# TASK PROMPT
Extract every line of the material below word for word, leaving out the picture.

(Element placement data)
━━━━━━
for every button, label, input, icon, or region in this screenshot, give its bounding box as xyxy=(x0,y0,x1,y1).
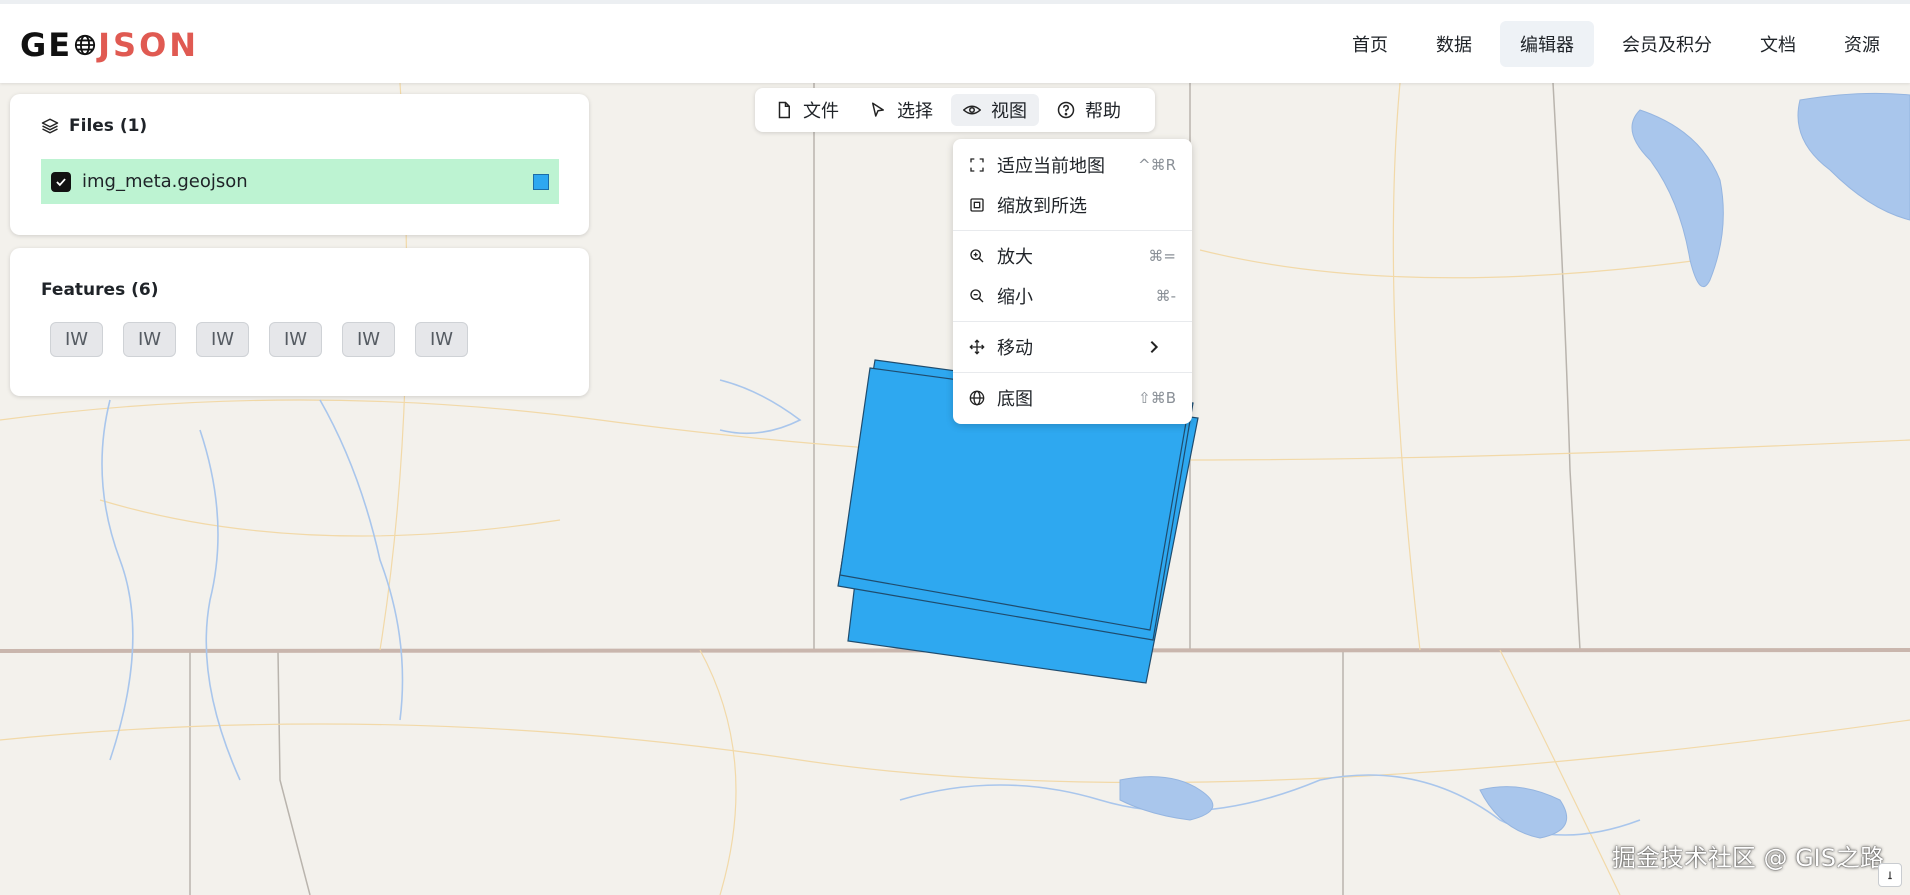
menu-label-basemap: 底图 xyxy=(997,389,1033,410)
globe-icon xyxy=(74,34,96,56)
files-title-text: Files (1) xyxy=(69,116,148,136)
menu-separator xyxy=(953,230,1192,231)
menu-label-zoom-selection: 缩放到所选 xyxy=(997,196,1087,217)
feature-chip[interactable]: IW xyxy=(123,322,176,357)
feature-chip[interactable]: IW xyxy=(269,322,322,357)
menu-item-zoom-out[interactable]: 缩小 ⌘- xyxy=(953,276,1192,316)
nav-item-data[interactable]: 数据 xyxy=(1416,21,1492,67)
info-icon xyxy=(1888,871,1892,880)
move-icon xyxy=(969,339,985,355)
feature-chip[interactable]: IW xyxy=(50,322,103,357)
nav-item-home[interactable]: 首页 xyxy=(1332,21,1408,67)
layers-icon xyxy=(41,117,59,135)
menu-item-fit-map[interactable]: 适应当前地图 ^⌘R xyxy=(953,145,1192,185)
menu-shortcut-basemap: ⇧⌘B xyxy=(1138,389,1176,407)
menu-item-basemap[interactable]: 底图 ⇧⌘B xyxy=(953,378,1192,418)
file-visibility-checkbox[interactable] xyxy=(51,171,71,192)
watermark: 掘金技术社区 @ GIS之路 xyxy=(1611,844,1884,872)
toolbar-select-button[interactable]: 选择 xyxy=(857,94,945,126)
feature-chip-list: IW IW IW IW IW IW xyxy=(50,322,468,357)
toolbar-view-label: 视图 xyxy=(991,101,1027,122)
zoom-out-icon xyxy=(970,289,984,303)
menu-separator xyxy=(953,321,1192,322)
menu-label-move: 移动 xyxy=(997,338,1033,359)
menu-shortcut-zoom-out: ⌘- xyxy=(1155,287,1176,305)
main-nav: 首页 数据 编辑器 会员及积分 文档 资源 xyxy=(1324,21,1900,67)
toolbar-file-button[interactable]: 文件 xyxy=(763,94,851,126)
menu-label-zoom-out: 缩小 xyxy=(997,287,1033,308)
menu-shortcut-zoom-in: ⌘= xyxy=(1148,247,1176,265)
menu-label-zoom-in: 放大 xyxy=(997,247,1033,268)
nav-item-docs[interactable]: 文档 xyxy=(1740,21,1816,67)
frame-icon xyxy=(970,198,984,212)
logo-text-json: JSON xyxy=(98,26,200,64)
menu-separator xyxy=(953,372,1192,373)
toolbar-view-button[interactable]: 视图 xyxy=(951,94,1039,126)
nav-item-editor[interactable]: 编辑器 xyxy=(1500,21,1594,67)
logo-text-ge: GE xyxy=(20,26,73,64)
file-name: img_meta.geojson xyxy=(82,171,248,192)
menu-item-zoom-selection[interactable]: 缩放到所选 xyxy=(953,185,1192,225)
menu-item-move[interactable]: 移动 xyxy=(953,327,1192,367)
map-corner-button[interactable] xyxy=(1878,863,1902,887)
help-icon xyxy=(1057,101,1075,119)
feature-chip[interactable]: IW xyxy=(415,322,468,357)
toolbar-help-label: 帮助 xyxy=(1085,101,1121,122)
eye-icon xyxy=(963,105,981,115)
globe-icon xyxy=(969,390,985,406)
file-icon xyxy=(778,101,790,119)
top-navigation-bar: GE JSON 首页 数据 编辑器 会员及积分 文档 资源 xyxy=(0,0,1910,83)
features-panel: Features (6) IW IW IW IW IW IW xyxy=(10,248,589,396)
pointer-icon xyxy=(872,102,884,117)
files-panel-title: Files (1) xyxy=(41,116,147,136)
fit-icon xyxy=(970,158,984,172)
menu-shortcut-fit-map: ^⌘R xyxy=(1138,156,1176,174)
feature-chip[interactable]: IW xyxy=(196,322,249,357)
toolbar-select-label: 选择 xyxy=(897,101,933,122)
toolbar-help-button[interactable]: 帮助 xyxy=(1045,94,1133,126)
nav-item-membership[interactable]: 会员及积分 xyxy=(1602,21,1732,67)
menu-item-zoom-in[interactable]: 放大 ⌘= xyxy=(953,236,1192,276)
view-menu: 适应当前地图 ^⌘R 缩放到所选 放大 ⌘= 缩小 ⌘- 移动 底图 ⇧⌘B xyxy=(953,139,1192,424)
zoom-in-icon xyxy=(970,249,984,263)
features-panel-title: Features (6) xyxy=(41,280,159,300)
file-row[interactable]: img_meta.geojson xyxy=(41,159,559,204)
nav-item-resources[interactable]: 资源 xyxy=(1824,21,1900,67)
feature-chip[interactable]: IW xyxy=(342,322,395,357)
editor-toolbar: 文件 选择 视图 帮助 xyxy=(755,88,1155,132)
toolbar-file-label: 文件 xyxy=(803,101,839,122)
check-icon xyxy=(56,177,66,186)
chevron-right-icon xyxy=(1150,340,1159,354)
files-panel: Files (1) img_meta.geojson xyxy=(10,94,589,235)
file-color-swatch[interactable] xyxy=(533,174,549,190)
geojson-logo[interactable]: GE JSON xyxy=(20,26,200,64)
menu-label-fit-map: 适应当前地图 xyxy=(997,156,1105,177)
━━━━━━
# THE SOLUTION
for every button, label, input, icon, or region in this screenshot, give its bounding box as xyxy=(x0,y0,x1,y1).
menu-label-basemap: 底图 xyxy=(997,389,1033,410)
globe-icon xyxy=(74,34,96,56)
files-title-text: Files (1) xyxy=(69,116,148,136)
menu-separator xyxy=(953,230,1192,231)
menu-label-zoom-selection: 缩放到所选 xyxy=(997,196,1087,217)
feature-chip[interactable]: IW xyxy=(123,322,176,357)
feature-chip[interactable]: IW xyxy=(269,322,322,357)
menu-item-zoom-out[interactable]: 缩小 ⌘- xyxy=(953,276,1192,316)
nav-item-data[interactable]: 数据 xyxy=(1416,21,1492,67)
info-icon xyxy=(1888,871,1892,880)
move-icon xyxy=(969,339,985,355)
feature-chip[interactable]: IW xyxy=(50,322,103,357)
nav-item-home[interactable]: 首页 xyxy=(1332,21,1408,67)
layers-icon xyxy=(41,117,59,135)
menu-item-fit-map[interactable]: 适应当前地图 ^⌘R xyxy=(953,145,1192,185)
menu-shortcut-basemap: ⇧⌘B xyxy=(1138,389,1176,407)
menu-item-basemap[interactable]: 底图 ⇧⌘B xyxy=(953,378,1192,418)
file-visibility-checkbox[interactable] xyxy=(51,171,71,192)
watermark: 掘金技术社区 @ GIS之路 xyxy=(1611,844,1884,872)
toolbar-select-button[interactable]: 选择 xyxy=(857,94,945,126)
feature-chip-list: IW IW IW IW IW IW xyxy=(50,322,468,357)
toolbar-view-label: 视图 xyxy=(991,101,1027,122)
zoom-out-icon xyxy=(970,289,984,303)
menu-separator xyxy=(953,321,1192,322)
menu-label-move: 移动 xyxy=(997,338,1033,359)
menu-shortcut-zoom-out: ⌘- xyxy=(1155,287,1176,305)
main-nav: 首页 数据 编辑器 会员及积分 文档 资源 xyxy=(1324,21,1900,67)
toolbar-file-button[interactable]: 文件 xyxy=(763,94,851,126)
menu-label-zoom-out: 缩小 xyxy=(997,287,1033,308)
menu-shortcut-zoom-in: ⌘= xyxy=(1148,247,1176,265)
menu-label-zoom-in: 放大 xyxy=(997,247,1033,268)
nav-item-docs[interactable]: 文档 xyxy=(1740,21,1816,67)
frame-icon xyxy=(970,198,984,212)
logo-text-json: JSON xyxy=(98,26,200,64)
menu-separator xyxy=(953,372,1192,373)
toolbar-view-button[interactable]: 视图 xyxy=(951,94,1039,126)
nav-item-editor[interactable]: 编辑器 xyxy=(1500,21,1594,67)
logo-text-ge: GE xyxy=(20,26,73,64)
file-name: img_meta.geojson xyxy=(82,171,248,192)
menu-item-zoom-selection[interactable]: 缩放到所选 xyxy=(953,185,1192,225)
menu-item-move[interactable]: 移动 xyxy=(953,327,1192,367)
map-corner-button[interactable] xyxy=(1878,863,1902,887)
help-icon xyxy=(1057,101,1075,119)
feature-chip[interactable]: IW xyxy=(415,322,468,357)
toolbar-help-label: 帮助 xyxy=(1085,101,1121,122)
eye-icon xyxy=(963,105,981,115)
globe-icon xyxy=(969,390,985,406)
file-icon xyxy=(778,101,790,119)
top-navigation-bar: GE JSON 首页 数据 编辑器 会员及积分 文档 资源 xyxy=(0,0,1910,83)
features-panel: Features (6) IW IW IW IW IW IW xyxy=(10,248,589,396)
pointer-icon xyxy=(872,102,884,117)
files-panel-title: Files (1) xyxy=(41,116,147,136)
fit-icon xyxy=(970,158,984,172)
menu-shortcut-fit-map: ^⌘R xyxy=(1138,156,1176,174)
feature-chip[interactable]: IW xyxy=(196,322,249,357)
toolbar-select-label: 选择 xyxy=(897,101,933,122)
toolbar-help-button[interactable]: 帮助 xyxy=(1045,94,1133,126)
nav-item-membership[interactable]: 会员及积分 xyxy=(1602,21,1732,67)
menu-item-zoom-in[interactable]: 放大 ⌘= xyxy=(953,236,1192,276)
view-menu: 适应当前地图 ^⌘R 缩放到所选 放大 ⌘= 缩小 ⌘- 移动 底图 ⇧⌘B xyxy=(953,139,1192,424)
zoom-in-icon xyxy=(970,249,984,263)
features-panel-title: Features (6) xyxy=(41,280,159,300)
file-row[interactable]: img_meta.geojson xyxy=(41,159,559,204)
nav-item-resources[interactable]: 资源 xyxy=(1824,21,1900,67)
feature-chip[interactable]: IW xyxy=(342,322,395,357)
editor-toolbar: 文件 选择 视图 帮助 xyxy=(755,88,1155,132)
toolbar-file-label: 文件 xyxy=(803,101,839,122)
check-icon xyxy=(56,177,66,186)
chevron-right-icon xyxy=(1150,340,1159,354)
files-panel: Files (1) img_meta.geojson xyxy=(10,94,589,235)
file-color-swatch[interactable] xyxy=(533,174,549,190)
geojson-logo[interactable]: GE JSON xyxy=(20,26,200,64)
menu-label-fit-map: 适应当前地图 xyxy=(997,156,1105,177)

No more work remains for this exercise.